**WORK INSTRUCTIONS**
Omit every image, and transcribe the remaining entries exactly as given.

——

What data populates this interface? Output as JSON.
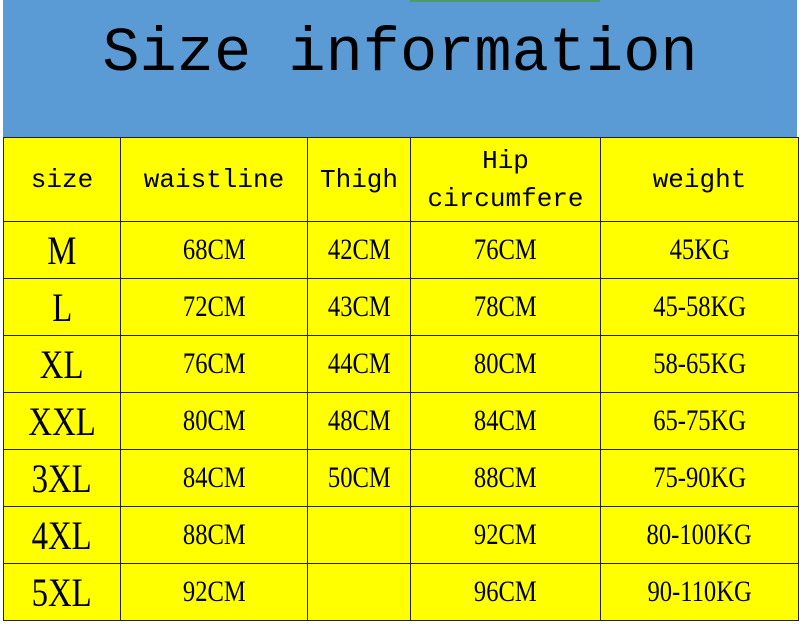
{
  "title": "Size information",
  "colors": {
    "banner": "#5b9bd5",
    "table": "#ffff00"
  },
  "headers": [
    "size",
    "waistline",
    "Thigh",
    "Hip circumfere",
    "weight"
  ],
  "rows": [
    {
      "size": "M",
      "waistline": "68CM",
      "thigh": "42CM",
      "hip": "76CM",
      "weight": "45KG"
    },
    {
      "size": "L",
      "waistline": "72CM",
      "thigh": "43CM",
      "hip": "78CM",
      "weight": "45-58KG"
    },
    {
      "size": "XL",
      "waistline": "76CM",
      "thigh": "44CM",
      "hip": "80CM",
      "weight": "58-65KG"
    },
    {
      "size": "XXL",
      "waistline": "80CM",
      "thigh": "48CM",
      "hip": "84CM",
      "weight": "65-75KG"
    },
    {
      "size": "3XL",
      "waistline": "84CM",
      "thigh": "50CM",
      "hip": "88CM",
      "weight": "75-90KG"
    },
    {
      "size": "4XL",
      "waistline": "88CM",
      "thigh": "",
      "hip": "92CM",
      "weight": "80-100KG"
    },
    {
      "size": "5XL",
      "waistline": "92CM",
      "thigh": "",
      "hip": "96CM",
      "weight": "90-110KG"
    }
  ]
}
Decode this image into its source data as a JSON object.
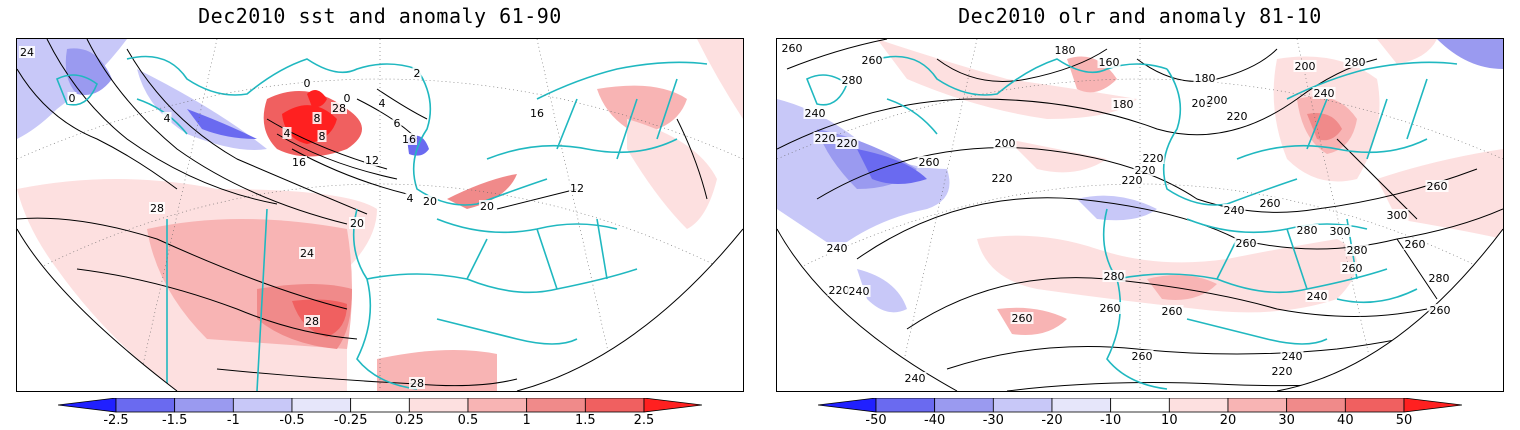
{
  "panels": [
    {
      "title": "Dec2010 sst and anomaly 61-90",
      "contour_labels": [
        "24",
        "0",
        "4",
        "0",
        "0",
        "4",
        "2",
        "6",
        "8",
        "4",
        "8",
        "12",
        "16",
        "16",
        "20",
        "20",
        "20",
        "24",
        "28",
        "28",
        "28",
        "28",
        "4",
        "16",
        "12"
      ],
      "colorbar": {
        "colors": [
          "#2020ff",
          "#6a6af0",
          "#9a9af0",
          "#c8c8f8",
          "#e6e6fa",
          "#ffffff",
          "#fde0e0",
          "#f8b4b4",
          "#f08a8a",
          "#f06060",
          "#ff2020"
        ],
        "labels": [
          "-2.5",
          "-1.5",
          "-1",
          "-0.5",
          "-0.25",
          "0.25",
          "0.5",
          "1",
          "1.5",
          "2.5"
        ]
      }
    },
    {
      "title": "Dec2010 olr and anomaly 81-10",
      "contour_labels": [
        "260",
        "260",
        "280",
        "180",
        "160",
        "180",
        "200",
        "220",
        "200",
        "280",
        "240",
        "240",
        "220",
        "220",
        "200",
        "180",
        "200",
        "220",
        "220",
        "260",
        "220",
        "220",
        "240",
        "260",
        "280",
        "260",
        "300",
        "300",
        "280",
        "260",
        "260",
        "280",
        "260",
        "260",
        "240",
        "220",
        "240",
        "240",
        "260",
        "280",
        "260",
        "260",
        "240",
        "220",
        "240",
        "260"
      ],
      "colorbar": {
        "colors": [
          "#2020ff",
          "#6a6af0",
          "#9a9af0",
          "#c8c8f8",
          "#e6e6fa",
          "#ffffff",
          "#fde0e0",
          "#f8b4b4",
          "#f08a8a",
          "#f06060",
          "#ff2020"
        ],
        "labels": [
          "-50",
          "-40",
          "-30",
          "-20",
          "-10",
          "10",
          "20",
          "30",
          "40",
          "50"
        ]
      }
    }
  ]
}
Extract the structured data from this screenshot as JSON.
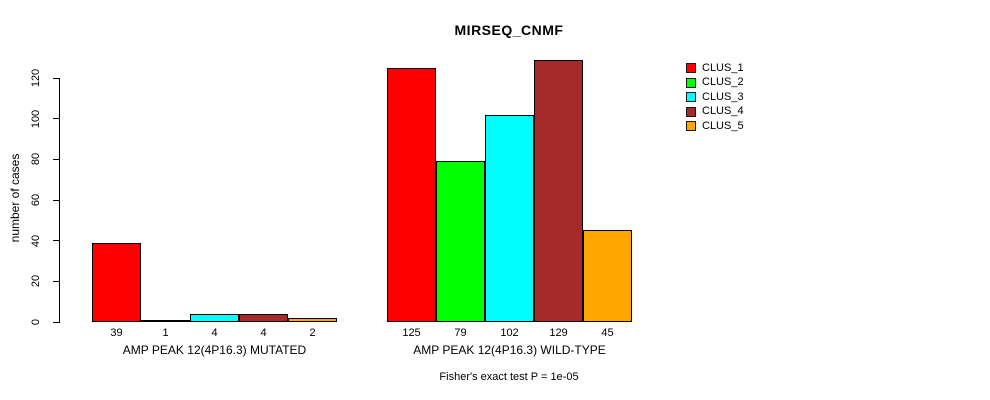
{
  "chart_data": {
    "type": "bar",
    "title": "MIRSEQ_CNMF",
    "ylabel": "number of cases",
    "xlabel": "",
    "ylim": [
      0,
      120
    ],
    "yticks": [
      0,
      20,
      40,
      60,
      80,
      100,
      120
    ],
    "grid": false,
    "legend_position": "top-right",
    "series": [
      {
        "name": "CLUS_1",
        "color": "#FF0000",
        "values": [
          39,
          125
        ]
      },
      {
        "name": "CLUS_2",
        "color": "#00FF00",
        "values": [
          1,
          79
        ]
      },
      {
        "name": "CLUS_3",
        "color": "#00FFFF",
        "values": [
          4,
          102
        ]
      },
      {
        "name": "CLUS_4",
        "color": "#A52A2A",
        "values": [
          4,
          129
        ]
      },
      {
        "name": "CLUS_5",
        "color": "#FFA500",
        "values": [
          2,
          45
        ]
      }
    ],
    "groups": [
      {
        "label": "AMP PEAK 12(4P16.3) MUTATED",
        "values": [
          39,
          1,
          4,
          4,
          2
        ]
      },
      {
        "label": "AMP PEAK 12(4P16.3) WILD-TYPE",
        "values": [
          125,
          79,
          102,
          129,
          45
        ]
      }
    ],
    "footnote": "Fisher's exact test P = 1e-05"
  }
}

——

**ANSWER FOR THIS EXERCISE**
What data populates this interface? Output as JSON.
{
  "title": "Size information",
  "colors": {
    "banner": "#5b9bd5",
    "table": "#ffff00"
  },
  "headers": [
    "size",
    "waistline",
    "Thigh",
    "Hip circumfere",
    "weight"
  ],
  "rows": [
    {
      "size": "M",
      "waistline": "68CM",
      "thigh": "42CM",
      "hip": "76CM",
      "weight": "45KG"
    },
    {
      "size": "L",
      "waistline": "72CM",
      "thigh": "43CM",
      "hip": "78CM",
      "weight": "45-58KG"
    },
    {
      "size": "XL",
      "waistline": "76CM",
      "thigh": "44CM",
      "hip": "80CM",
      "weight": "58-65KG"
    },
    {
      "size": "XXL",
      "waistline": "80CM",
      "thigh": "48CM",
      "hip": "84CM",
      "weight": "65-75KG"
    },
    {
      "size": "3XL",
      "waistline": "84CM",
      "thigh": "50CM",
      "hip": "88CM",
      "weight": "75-90KG"
    },
    {
      "size": "4XL",
      "waistline": "88CM",
      "thigh": "",
      "hip": "92CM",
      "weight": "80-100KG"
    },
    {
      "size": "5XL",
      "waistline": "92CM",
      "thigh": "",
      "hip": "96CM",
      "weight": "90-110KG"
    }
  ]
}
Decode this image into its source data as a JSON object.
{
  "panels": [
    {
      "title": "Dec2010 sst and anomaly 61-90",
      "contour_labels": [
        "24",
        "0",
        "4",
        "0",
        "0",
        "4",
        "2",
        "6",
        "8",
        "4",
        "8",
        "12",
        "16",
        "16",
        "20",
        "20",
        "20",
        "24",
        "28",
        "28",
        "28",
        "28",
        "4",
        "16",
        "12"
      ],
      "colorbar": {
        "colors": [
          "#2020ff",
          "#6a6af0",
          "#9a9af0",
          "#c8c8f8",
          "#e6e6fa",
          "#ffffff",
          "#fde0e0",
          "#f8b4b4",
          "#f08a8a",
          "#f06060",
          "#ff2020"
        ],
        "labels": [
          "-2.5",
          "-1.5",
          "-1",
          "-0.5",
          "-0.25",
          "0.25",
          "0.5",
          "1",
          "1.5",
          "2.5"
        ]
      }
    },
    {
      "title": "Dec2010 olr and anomaly 81-10",
      "contour_labels": [
        "260",
        "260",
        "280",
        "180",
        "160",
        "180",
        "200",
        "220",
        "200",
        "280",
        "240",
        "240",
        "220",
        "220",
        "200",
        "180",
        "200",
        "220",
        "220",
        "260",
        "220",
        "220",
        "240",
        "260",
        "280",
        "260",
        "300",
        "300",
        "280",
        "260",
        "260",
        "280",
        "260",
        "260",
        "240",
        "220",
        "240",
        "240",
        "260",
        "280",
        "260",
        "260",
        "240",
        "220",
        "240",
        "260"
      ],
      "colorbar": {
        "colors": [
          "#2020ff",
          "#6a6af0",
          "#9a9af0",
          "#c8c8f8",
          "#e6e6fa",
          "#ffffff",
          "#fde0e0",
          "#f8b4b4",
          "#f08a8a",
          "#f06060",
          "#ff2020"
        ],
        "labels": [
          "-50",
          "-40",
          "-30",
          "-20",
          "-10",
          "10",
          "20",
          "30",
          "40",
          "50"
        ]
      }
    }
  ]
}
Extract the structured data from this screenshot as JSON.
{
  "chart_data": {
    "type": "bar",
    "title": "MIRSEQ_CNMF",
    "ylabel": "number of cases",
    "xlabel": "",
    "ylim": [
      0,
      120
    ],
    "yticks": [
      0,
      20,
      40,
      60,
      80,
      100,
      120
    ],
    "grid": false,
    "legend_position": "top-right",
    "series": [
      {
        "name": "CLUS_1",
        "color": "#FF0000",
        "values": [
          39,
          125
        ]
      },
      {
        "name": "CLUS_2",
        "color": "#00FF00",
        "values": [
          1,
          79
        ]
      },
      {
        "name": "CLUS_3",
        "color": "#00FFFF",
        "values": [
          4,
          102
        ]
      },
      {
        "name": "CLUS_4",
        "color": "#A52A2A",
        "values": [
          4,
          129
        ]
      },
      {
        "name": "CLUS_5",
        "color": "#FFA500",
        "values": [
          2,
          45
        ]
      }
    ],
    "groups": [
      {
        "label": "AMP PEAK 12(4P16.3) MUTATED",
        "values": [
          39,
          1,
          4,
          4,
          2
        ]
      },
      {
        "label": "AMP PEAK 12(4P16.3) WILD-TYPE",
        "values": [
          125,
          79,
          102,
          129,
          45
        ]
      }
    ],
    "footnote": "Fisher's exact test P = 1e-05"
  }
}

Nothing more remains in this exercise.